Dataset entries on figures:
====================
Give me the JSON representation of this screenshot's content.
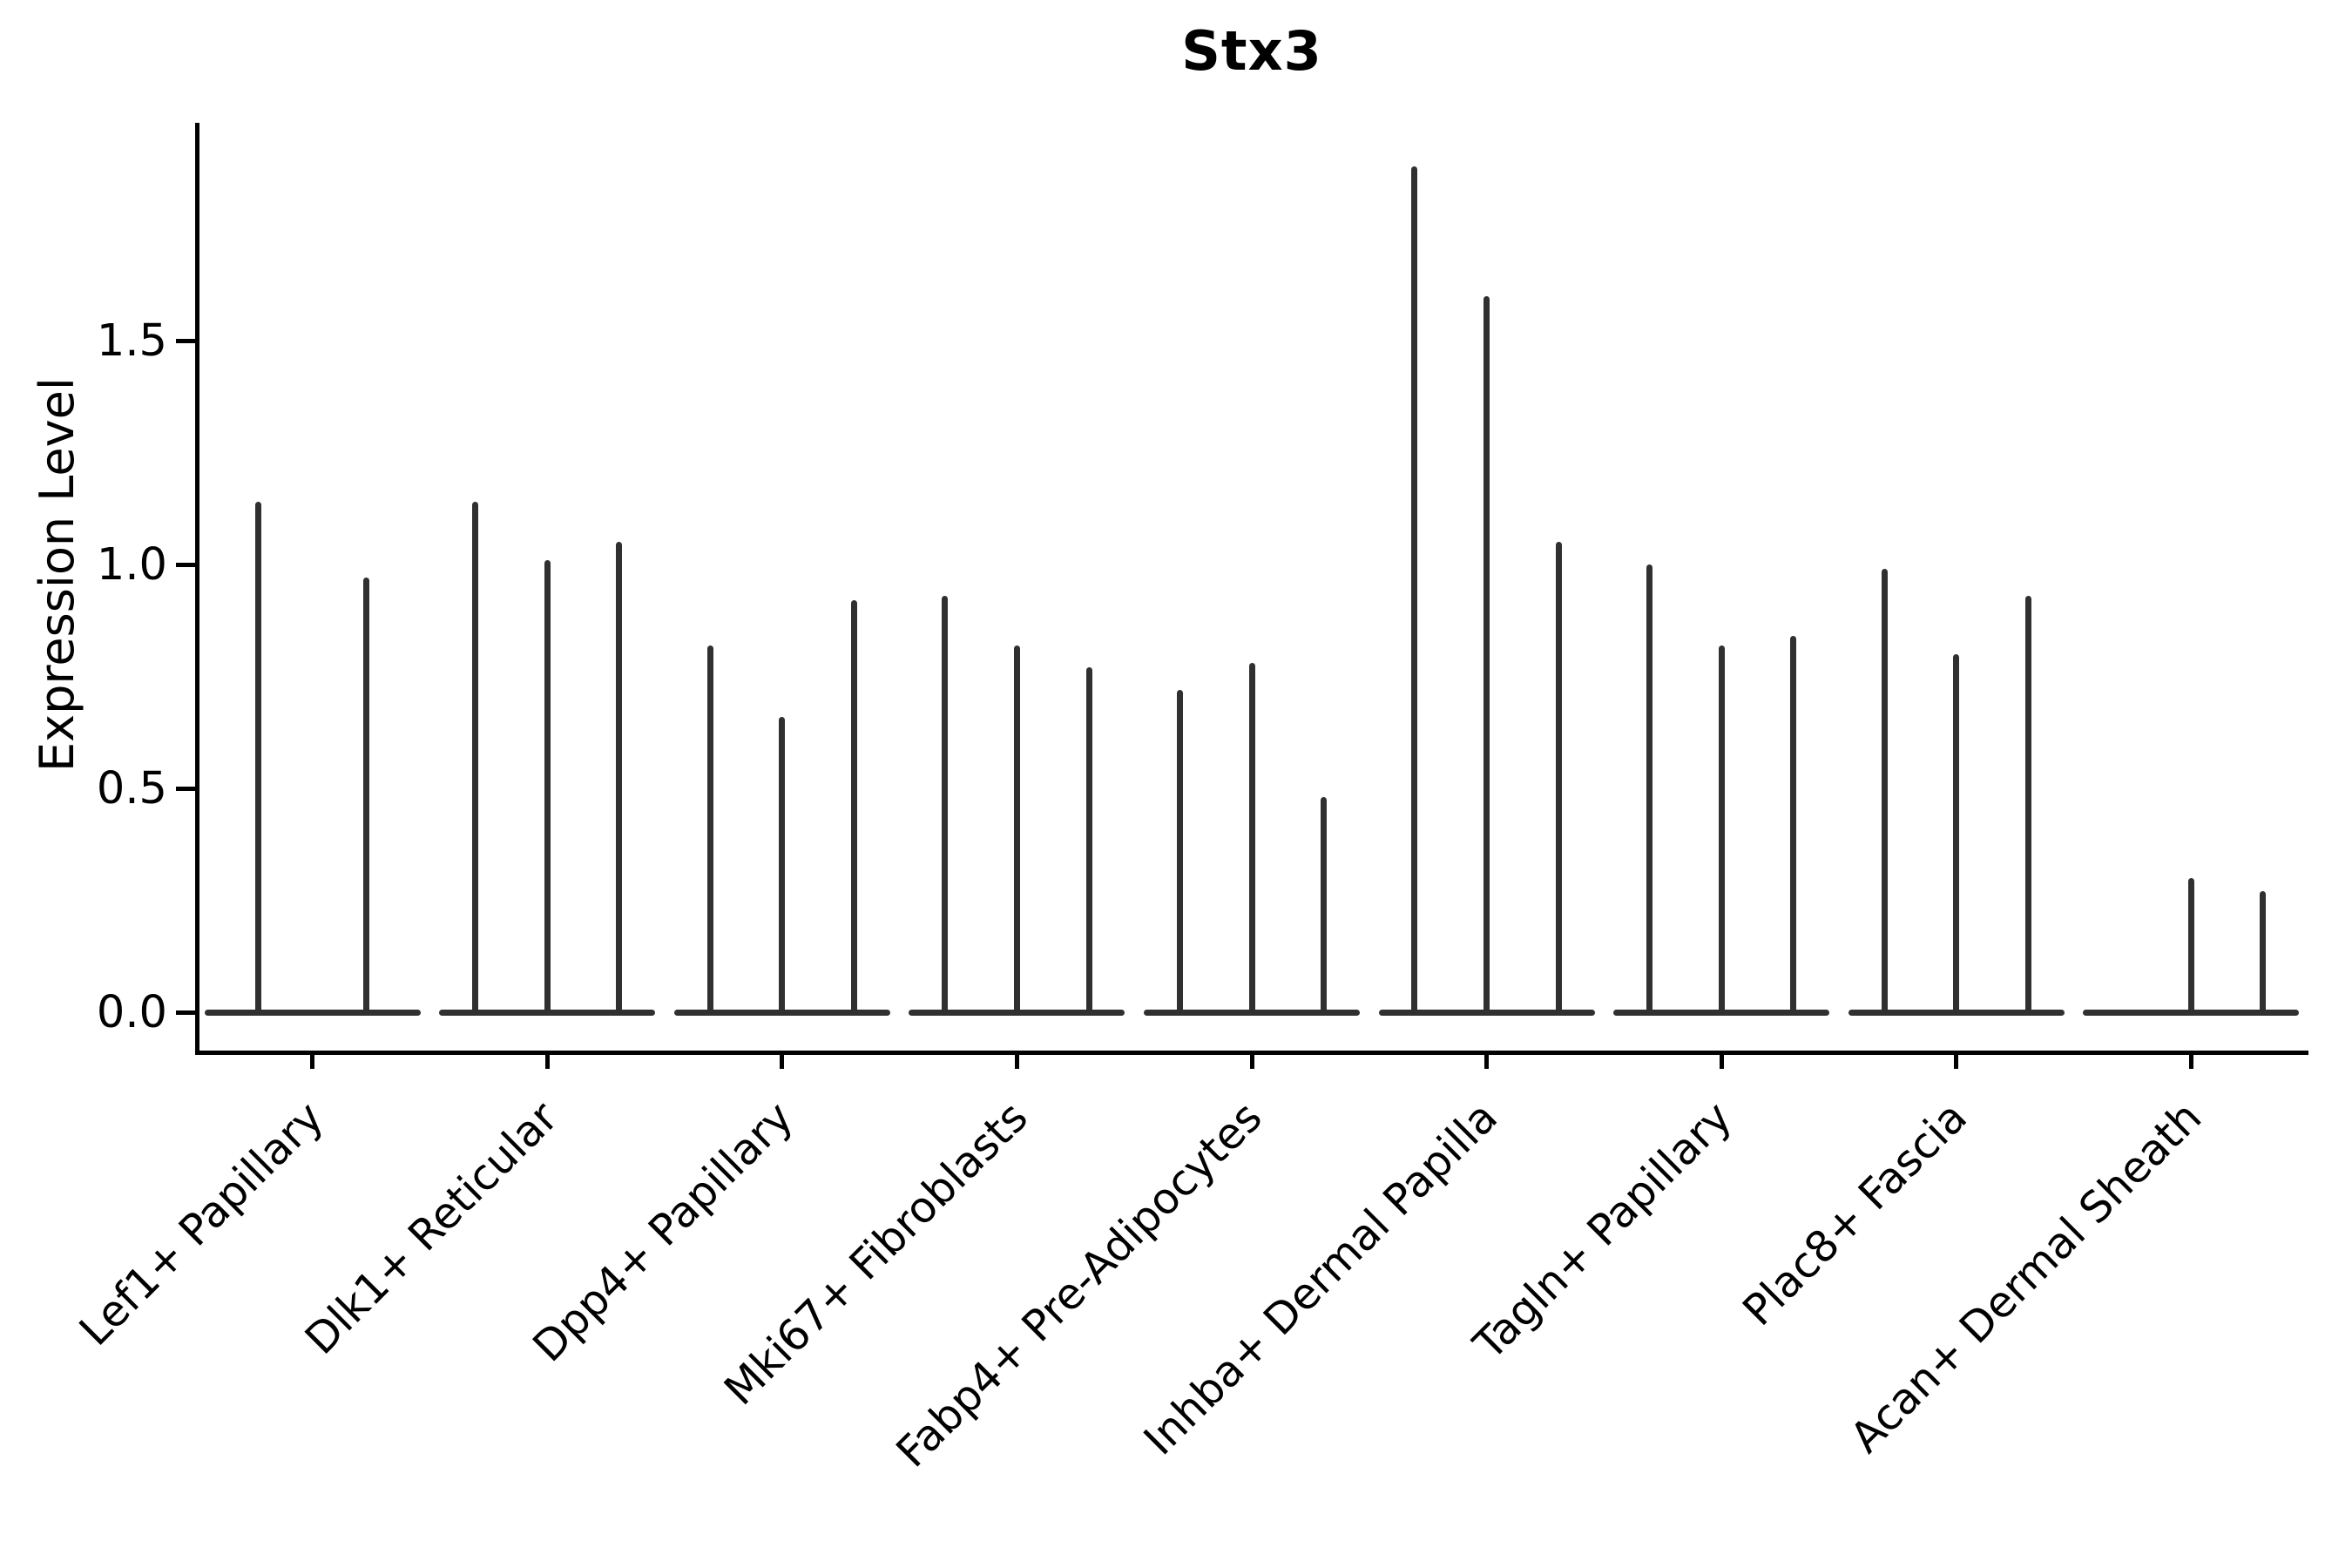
{
  "title": "Stx3",
  "y_axis": {
    "label": "Expression Level",
    "tick_labels": [
      "0.0",
      "0.5",
      "1.0",
      "1.5"
    ]
  },
  "colors": {
    "violin": "#303030",
    "axis": "#000000",
    "text": "#000000",
    "background": "#ffffff"
  },
  "chart_data": {
    "type": "violin",
    "title": "Stx3",
    "xlabel": "",
    "ylabel": "Expression Level",
    "ylim": [
      0,
      1.99
    ],
    "yticks": [
      0,
      0.5,
      1.0,
      1.5
    ],
    "grid": false,
    "legend": false,
    "orientation": "vertical",
    "x_tick_rotation": 45,
    "description": "Each category shows thin violins whose mass is concentrated at 0 (flat horizontal base) with a narrow spike extending to the maximum expression value; a max of 0 means a flat violin with no spike.",
    "categories": [
      "Lef1+ Papillary",
      "Dlk1+ Reticular",
      "Dpp4+ Papillary",
      "Mki67+ Fibroblasts",
      "Fabp4+ Pre-Adipocytes",
      "Inhba+ Dermal Papilla",
      "Tagln+ Papillary",
      "Plac8+ Fascia",
      "Acan+ Dermal Sheath"
    ],
    "series": [
      {
        "category": "Lef1+ Papillary",
        "violin_max_values": [
          1.14,
          0.97
        ]
      },
      {
        "category": "Dlk1+ Reticular",
        "violin_max_values": [
          1.14,
          1.01,
          1.05
        ]
      },
      {
        "category": "Dpp4+ Papillary",
        "violin_max_values": [
          0.82,
          0.66,
          0.92
        ]
      },
      {
        "category": "Mki67+ Fibroblasts",
        "violin_max_values": [
          0.93,
          0.82,
          0.77
        ]
      },
      {
        "category": "Fabp4+ Pre-Adipocytes",
        "violin_max_values": [
          0.72,
          0.78,
          0.48
        ]
      },
      {
        "category": "Inhba+ Dermal Papilla",
        "violin_max_values": [
          1.89,
          1.6,
          1.05
        ]
      },
      {
        "category": "Tagln+ Papillary",
        "violin_max_values": [
          1.0,
          0.82,
          0.84
        ]
      },
      {
        "category": "Plac8+ Fascia",
        "violin_max_values": [
          0.99,
          0.8,
          0.93
        ]
      },
      {
        "category": "Acan+ Dermal Sheath",
        "violin_max_values": [
          0.0,
          0.3,
          0.27
        ]
      }
    ]
  }
}
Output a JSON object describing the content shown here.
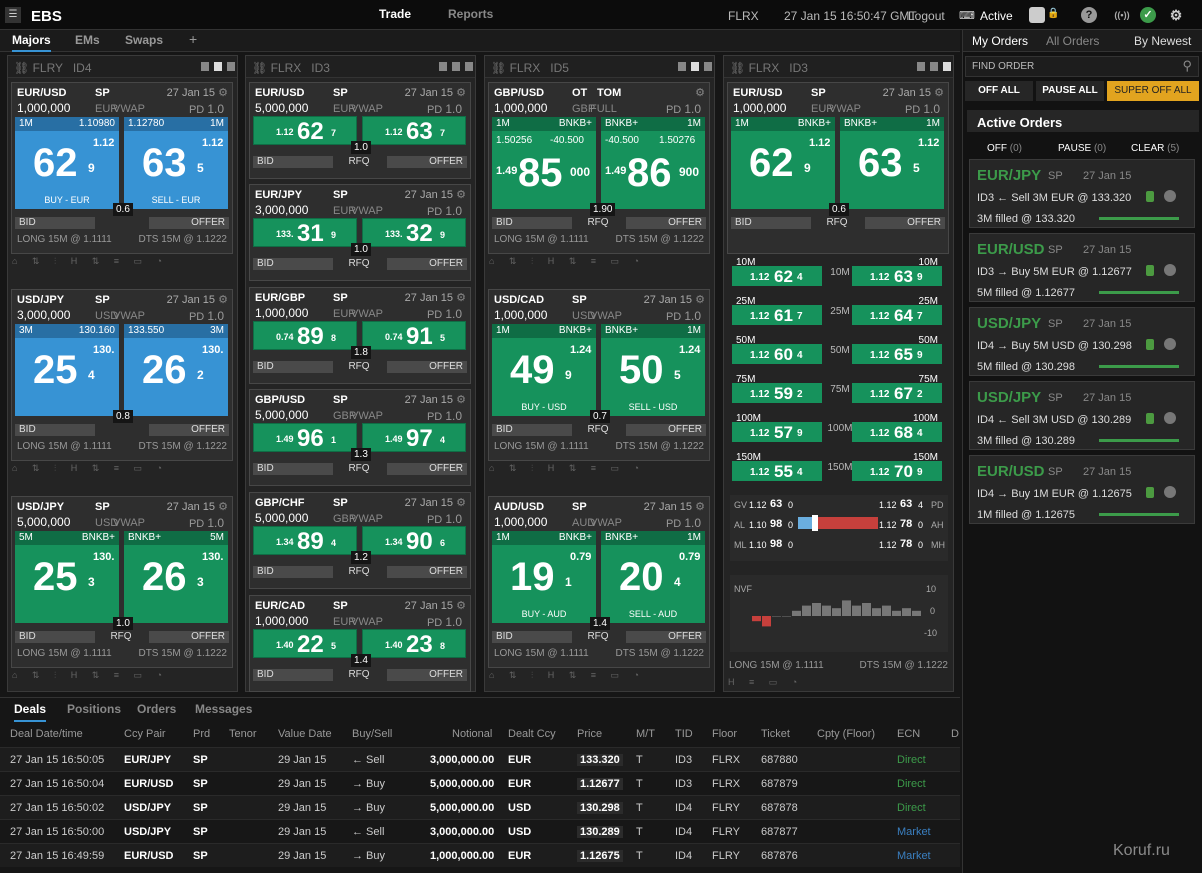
====================
▶ **INSTRUCTIONS FOR THE TASK**
Output the full set of records above without changing a word, and drop the images.

▶ **SOLUTION TO THIS EXERCISE**
Give me the JSON representation of this screenshot's content.
{
  "title": "Stx3",
  "y_axis": {
    "label": "Expression Level",
    "tick_labels": [
      "0.0",
      "0.5",
      "1.0",
      "1.5"
    ]
  },
  "colors": {
    "violin": "#303030",
    "axis": "#000000",
    "text": "#000000",
    "background": "#ffffff"
  },
  "chart_data": {
    "type": "violin",
    "title": "Stx3",
    "xlabel": "",
    "ylabel": "Expression Level",
    "ylim": [
      0,
      1.99
    ],
    "yticks": [
      0,
      0.5,
      1.0,
      1.5
    ],
    "grid": false,
    "legend": false,
    "orientation": "vertical",
    "x_tick_rotation": 45,
    "description": "Each category shows thin violins whose mass is concentrated at 0 (flat horizontal base) with a narrow spike extending to the maximum expression value; a max of 0 means a flat violin with no spike.",
    "categories": [
      "Lef1+ Papillary",
      "Dlk1+ Reticular",
      "Dpp4+ Papillary",
      "Mki67+ Fibroblasts",
      "Fabp4+ Pre-Adipocytes",
      "Inhba+ Dermal Papilla",
      "Tagln+ Papillary",
      "Plac8+ Fascia",
      "Acan+ Dermal Sheath"
    ],
    "series": [
      {
        "category": "Lef1+ Papillary",
        "violin_max_values": [
          1.14,
          0.97
        ]
      },
      {
        "category": "Dlk1+ Reticular",
        "violin_max_values": [
          1.14,
          1.01,
          1.05
        ]
      },
      {
        "category": "Dpp4+ Papillary",
        "violin_max_values": [
          0.82,
          0.66,
          0.92
        ]
      },
      {
        "category": "Mki67+ Fibroblasts",
        "violin_max_values": [
          0.93,
          0.82,
          0.77
        ]
      },
      {
        "category": "Fabp4+ Pre-Adipocytes",
        "violin_max_values": [
          0.72,
          0.78,
          0.48
        ]
      },
      {
        "category": "Inhba+ Dermal Papilla",
        "violin_max_values": [
          1.89,
          1.6,
          1.05
        ]
      },
      {
        "category": "Tagln+ Papillary",
        "violin_max_values": [
          1.0,
          0.82,
          0.84
        ]
      },
      {
        "category": "Plac8+ Fascia",
        "violin_max_values": [
          0.99,
          0.8,
          0.93
        ]
      },
      {
        "category": "Acan+ Dermal Sheath",
        "violin_max_values": [
          0.0,
          0.3,
          0.27
        ]
      }
    ]
  }
}
Output a JSON object describing the content shown here.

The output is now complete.